**Request:**
Pull out each line of the data that includes the word "Science".
— START OF Materials provided —
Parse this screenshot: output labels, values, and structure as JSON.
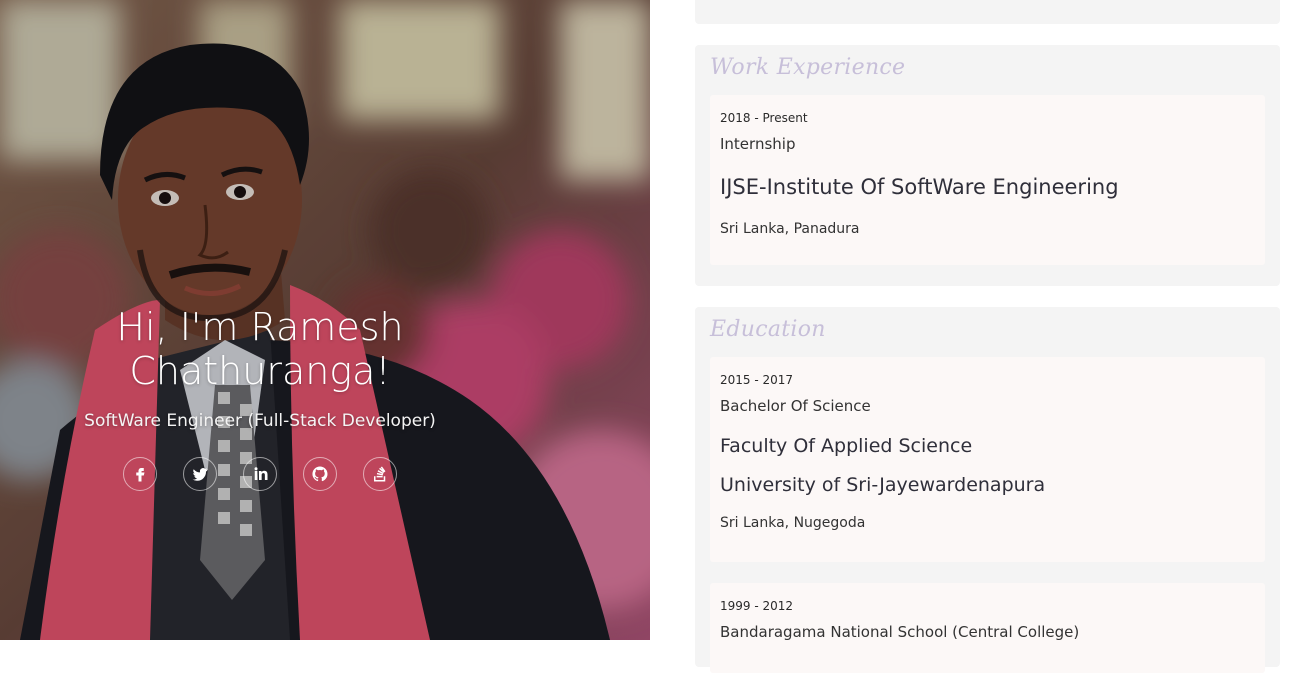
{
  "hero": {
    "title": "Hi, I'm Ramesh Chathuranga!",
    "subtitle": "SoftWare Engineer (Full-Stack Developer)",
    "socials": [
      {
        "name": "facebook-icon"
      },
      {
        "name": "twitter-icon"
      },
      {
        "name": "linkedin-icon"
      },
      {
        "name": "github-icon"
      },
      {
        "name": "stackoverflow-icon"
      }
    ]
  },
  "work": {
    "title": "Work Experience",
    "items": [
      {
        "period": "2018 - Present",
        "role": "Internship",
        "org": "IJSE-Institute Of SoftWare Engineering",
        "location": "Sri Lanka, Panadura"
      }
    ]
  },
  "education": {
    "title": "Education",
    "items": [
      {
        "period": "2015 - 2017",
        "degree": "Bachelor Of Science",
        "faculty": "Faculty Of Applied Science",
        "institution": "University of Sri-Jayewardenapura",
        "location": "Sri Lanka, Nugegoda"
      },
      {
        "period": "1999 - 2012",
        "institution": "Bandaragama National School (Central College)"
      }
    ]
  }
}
— END OF Materials provided —
— START OF Materials provided —
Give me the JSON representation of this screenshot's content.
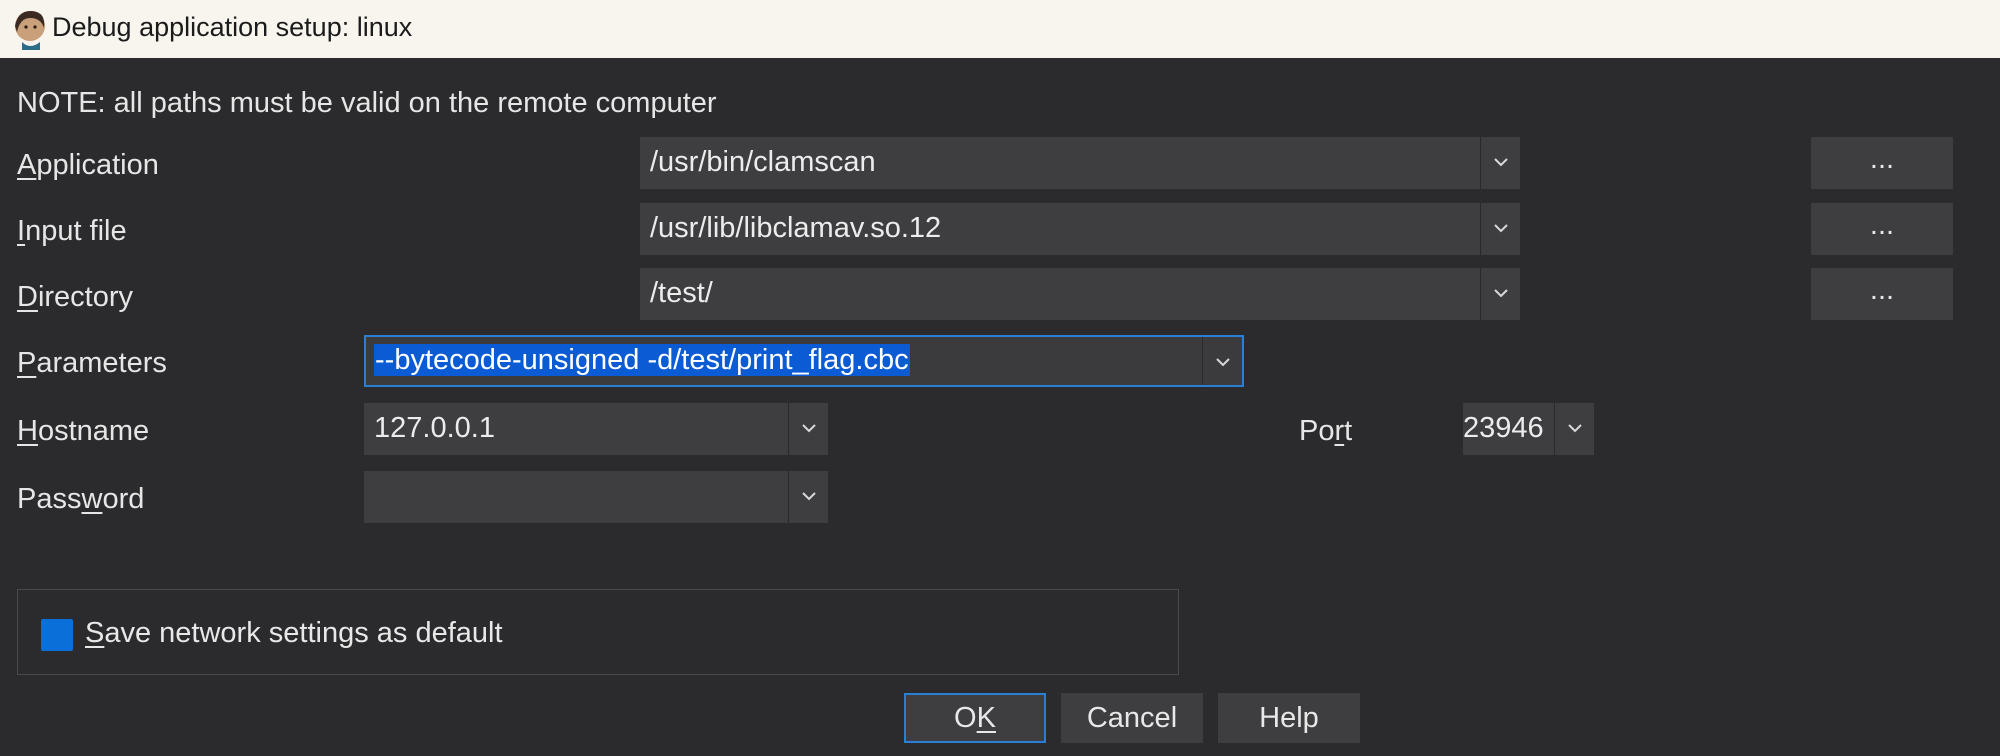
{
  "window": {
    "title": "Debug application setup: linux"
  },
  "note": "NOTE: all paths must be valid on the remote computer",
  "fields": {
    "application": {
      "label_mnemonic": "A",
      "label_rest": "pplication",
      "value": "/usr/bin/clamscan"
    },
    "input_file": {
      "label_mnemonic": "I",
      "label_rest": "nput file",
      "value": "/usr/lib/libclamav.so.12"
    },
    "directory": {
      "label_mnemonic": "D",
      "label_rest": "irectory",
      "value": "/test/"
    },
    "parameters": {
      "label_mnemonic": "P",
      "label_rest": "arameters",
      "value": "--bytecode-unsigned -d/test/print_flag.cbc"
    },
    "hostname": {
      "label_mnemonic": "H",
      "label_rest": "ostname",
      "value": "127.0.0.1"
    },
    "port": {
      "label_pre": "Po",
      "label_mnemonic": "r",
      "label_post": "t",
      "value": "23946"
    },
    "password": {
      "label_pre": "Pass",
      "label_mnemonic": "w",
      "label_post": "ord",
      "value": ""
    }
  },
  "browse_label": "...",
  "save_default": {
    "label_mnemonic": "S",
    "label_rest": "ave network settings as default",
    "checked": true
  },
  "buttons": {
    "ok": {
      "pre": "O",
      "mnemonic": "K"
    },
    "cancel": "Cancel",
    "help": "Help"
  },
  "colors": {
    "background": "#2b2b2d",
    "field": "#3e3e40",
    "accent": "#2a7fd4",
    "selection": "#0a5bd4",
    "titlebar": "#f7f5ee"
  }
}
— END OF Materials provided —
**Full response:**
        "degree": "Bachelor Of Science",
        "faculty": "Faculty Of Applied Science",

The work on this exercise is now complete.